* start Given data *
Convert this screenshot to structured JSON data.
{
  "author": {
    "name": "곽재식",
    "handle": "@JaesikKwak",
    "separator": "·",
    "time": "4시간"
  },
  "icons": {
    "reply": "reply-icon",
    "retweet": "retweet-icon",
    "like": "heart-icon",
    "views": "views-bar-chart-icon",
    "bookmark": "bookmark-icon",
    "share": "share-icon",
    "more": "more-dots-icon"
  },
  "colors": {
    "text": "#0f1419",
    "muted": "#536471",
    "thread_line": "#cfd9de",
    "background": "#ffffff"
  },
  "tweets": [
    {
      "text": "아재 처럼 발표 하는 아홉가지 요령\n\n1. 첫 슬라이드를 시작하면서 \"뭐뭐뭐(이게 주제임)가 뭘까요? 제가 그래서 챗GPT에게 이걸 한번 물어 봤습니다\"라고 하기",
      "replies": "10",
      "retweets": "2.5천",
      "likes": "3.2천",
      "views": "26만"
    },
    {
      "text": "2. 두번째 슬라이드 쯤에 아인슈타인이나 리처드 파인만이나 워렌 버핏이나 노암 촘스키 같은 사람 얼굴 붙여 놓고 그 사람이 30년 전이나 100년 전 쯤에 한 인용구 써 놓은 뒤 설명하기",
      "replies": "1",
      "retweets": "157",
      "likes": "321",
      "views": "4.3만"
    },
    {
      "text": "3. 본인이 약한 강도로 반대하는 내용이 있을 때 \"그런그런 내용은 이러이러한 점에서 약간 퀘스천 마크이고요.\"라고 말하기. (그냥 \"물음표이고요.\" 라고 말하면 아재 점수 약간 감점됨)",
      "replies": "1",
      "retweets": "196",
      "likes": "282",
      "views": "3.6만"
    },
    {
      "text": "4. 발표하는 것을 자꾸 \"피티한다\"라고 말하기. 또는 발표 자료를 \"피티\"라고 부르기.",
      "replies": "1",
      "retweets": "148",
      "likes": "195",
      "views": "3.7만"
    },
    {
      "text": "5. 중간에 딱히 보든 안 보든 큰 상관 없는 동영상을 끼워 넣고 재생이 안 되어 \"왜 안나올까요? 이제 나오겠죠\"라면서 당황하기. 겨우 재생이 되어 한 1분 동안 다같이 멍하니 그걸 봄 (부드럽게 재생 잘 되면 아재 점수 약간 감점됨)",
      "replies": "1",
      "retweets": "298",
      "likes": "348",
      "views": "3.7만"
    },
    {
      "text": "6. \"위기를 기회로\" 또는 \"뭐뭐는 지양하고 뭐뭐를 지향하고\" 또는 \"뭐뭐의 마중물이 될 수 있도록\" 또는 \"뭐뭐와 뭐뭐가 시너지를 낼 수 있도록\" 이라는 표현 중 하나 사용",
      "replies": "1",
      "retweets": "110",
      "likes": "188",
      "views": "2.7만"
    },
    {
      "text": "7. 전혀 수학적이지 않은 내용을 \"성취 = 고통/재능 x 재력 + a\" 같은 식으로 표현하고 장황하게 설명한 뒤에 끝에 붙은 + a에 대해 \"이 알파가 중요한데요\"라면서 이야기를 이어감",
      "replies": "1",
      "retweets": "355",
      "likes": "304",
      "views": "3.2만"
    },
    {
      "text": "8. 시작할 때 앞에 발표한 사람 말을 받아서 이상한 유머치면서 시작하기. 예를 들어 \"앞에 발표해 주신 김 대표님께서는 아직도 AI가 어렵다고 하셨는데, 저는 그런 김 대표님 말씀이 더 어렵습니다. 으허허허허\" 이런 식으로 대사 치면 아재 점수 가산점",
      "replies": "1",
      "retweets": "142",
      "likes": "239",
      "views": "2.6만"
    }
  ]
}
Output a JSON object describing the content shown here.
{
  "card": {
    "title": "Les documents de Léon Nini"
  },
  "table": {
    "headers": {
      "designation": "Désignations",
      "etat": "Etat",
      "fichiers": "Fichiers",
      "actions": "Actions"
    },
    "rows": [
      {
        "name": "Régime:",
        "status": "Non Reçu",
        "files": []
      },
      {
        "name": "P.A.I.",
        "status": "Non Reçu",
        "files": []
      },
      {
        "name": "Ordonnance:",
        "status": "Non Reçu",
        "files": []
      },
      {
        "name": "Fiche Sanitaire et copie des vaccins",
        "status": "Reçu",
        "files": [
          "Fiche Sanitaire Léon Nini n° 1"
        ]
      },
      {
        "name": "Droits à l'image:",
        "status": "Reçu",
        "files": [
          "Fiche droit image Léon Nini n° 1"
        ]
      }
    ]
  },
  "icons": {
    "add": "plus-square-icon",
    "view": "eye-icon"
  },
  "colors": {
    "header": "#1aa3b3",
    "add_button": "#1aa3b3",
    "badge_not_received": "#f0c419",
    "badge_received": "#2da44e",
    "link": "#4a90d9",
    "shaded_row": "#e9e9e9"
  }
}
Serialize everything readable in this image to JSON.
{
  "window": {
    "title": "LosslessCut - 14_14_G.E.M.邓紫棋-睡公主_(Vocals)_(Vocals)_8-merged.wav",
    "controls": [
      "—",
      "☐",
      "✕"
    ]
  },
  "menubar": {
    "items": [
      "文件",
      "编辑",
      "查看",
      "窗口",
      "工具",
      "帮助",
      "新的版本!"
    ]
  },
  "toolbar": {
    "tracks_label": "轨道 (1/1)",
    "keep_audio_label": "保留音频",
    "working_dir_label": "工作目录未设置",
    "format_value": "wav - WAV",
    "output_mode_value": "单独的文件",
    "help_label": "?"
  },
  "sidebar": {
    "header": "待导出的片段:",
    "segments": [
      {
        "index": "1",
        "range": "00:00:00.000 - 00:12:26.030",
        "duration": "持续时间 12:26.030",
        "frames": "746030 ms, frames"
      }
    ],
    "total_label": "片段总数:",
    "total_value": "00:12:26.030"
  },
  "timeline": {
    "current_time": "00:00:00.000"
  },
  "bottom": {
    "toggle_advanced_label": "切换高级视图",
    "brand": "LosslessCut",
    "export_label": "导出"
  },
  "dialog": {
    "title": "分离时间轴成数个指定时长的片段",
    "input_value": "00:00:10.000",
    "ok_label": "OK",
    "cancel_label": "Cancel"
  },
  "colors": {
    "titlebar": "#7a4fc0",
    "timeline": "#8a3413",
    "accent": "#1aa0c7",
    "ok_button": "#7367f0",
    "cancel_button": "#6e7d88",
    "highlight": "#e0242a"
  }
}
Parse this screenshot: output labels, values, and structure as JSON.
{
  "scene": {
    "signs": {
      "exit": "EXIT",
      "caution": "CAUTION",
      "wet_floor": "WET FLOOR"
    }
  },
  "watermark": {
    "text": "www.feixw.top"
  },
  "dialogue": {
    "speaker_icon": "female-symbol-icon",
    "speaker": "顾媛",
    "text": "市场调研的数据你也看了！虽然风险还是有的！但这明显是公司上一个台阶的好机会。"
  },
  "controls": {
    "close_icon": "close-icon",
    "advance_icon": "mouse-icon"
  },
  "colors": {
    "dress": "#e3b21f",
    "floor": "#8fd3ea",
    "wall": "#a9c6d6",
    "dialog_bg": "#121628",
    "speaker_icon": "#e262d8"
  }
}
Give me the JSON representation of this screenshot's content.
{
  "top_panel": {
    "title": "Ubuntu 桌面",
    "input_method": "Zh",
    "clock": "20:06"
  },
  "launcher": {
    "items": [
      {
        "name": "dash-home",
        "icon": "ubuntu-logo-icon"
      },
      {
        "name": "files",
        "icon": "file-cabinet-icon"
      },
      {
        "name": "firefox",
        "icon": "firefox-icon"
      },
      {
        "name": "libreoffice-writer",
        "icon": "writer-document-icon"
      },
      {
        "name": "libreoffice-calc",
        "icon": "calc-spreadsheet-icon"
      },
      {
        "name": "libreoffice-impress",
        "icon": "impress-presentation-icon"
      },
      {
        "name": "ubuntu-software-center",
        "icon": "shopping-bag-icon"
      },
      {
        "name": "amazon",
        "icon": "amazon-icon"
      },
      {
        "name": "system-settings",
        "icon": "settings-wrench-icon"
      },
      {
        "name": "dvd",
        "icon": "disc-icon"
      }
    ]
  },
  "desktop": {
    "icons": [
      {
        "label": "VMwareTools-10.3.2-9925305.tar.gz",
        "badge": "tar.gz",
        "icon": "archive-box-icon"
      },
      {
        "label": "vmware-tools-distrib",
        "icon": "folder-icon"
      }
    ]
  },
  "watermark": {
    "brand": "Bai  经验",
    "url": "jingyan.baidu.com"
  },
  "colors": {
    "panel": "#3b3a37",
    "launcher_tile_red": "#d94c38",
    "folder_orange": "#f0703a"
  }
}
* end Given data *
- [Required task]: Repeat, without change, each line of the data above from the one that contains "Give me the" through the final line, counting both.

- [The response]:
Give me the JSON representation of this screenshot's content.
{
  "top_panel": {
    "title": "Ubuntu 桌面",
    "input_method": "Zh",
    "clock": "20:06"
  },
  "launcher": {
    "items": [
      {
        "name": "dash-home",
        "icon": "ubuntu-logo-icon"
      },
      {
        "name": "files",
        "icon": "file-cabinet-icon"
      },
      {
        "name": "firefox",
        "icon": "firefox-icon"
      },
      {
        "name": "libreoffice-writer",
        "icon": "writer-document-icon"
      },
      {
        "name": "libreoffice-calc",
        "icon": "calc-spreadsheet-icon"
      },
      {
        "name": "libreoffice-impress",
        "icon": "impress-presentation-icon"
      },
      {
        "name": "ubuntu-software-center",
        "icon": "shopping-bag-icon"
      },
      {
        "name": "amazon",
        "icon": "amazon-icon"
      },
      {
        "name": "system-settings",
        "icon": "settings-wrench-icon"
      },
      {
        "name": "dvd",
        "icon": "disc-icon"
      }
    ]
  },
  "desktop": {
    "icons": [
      {
        "label": "VMwareTools-10.3.2-9925305.tar.gz",
        "badge": "tar.gz",
        "icon": "archive-box-icon"
      },
      {
        "label": "vmware-tools-distrib",
        "icon": "folder-icon"
      }
    ]
  },
  "watermark": {
    "brand": "Bai  经验",
    "url": "jingyan.baidu.com"
  },
  "colors": {
    "panel": "#3b3a37",
    "launcher_tile_red": "#d94c38",
    "folder_orange": "#f0703a"
  }
}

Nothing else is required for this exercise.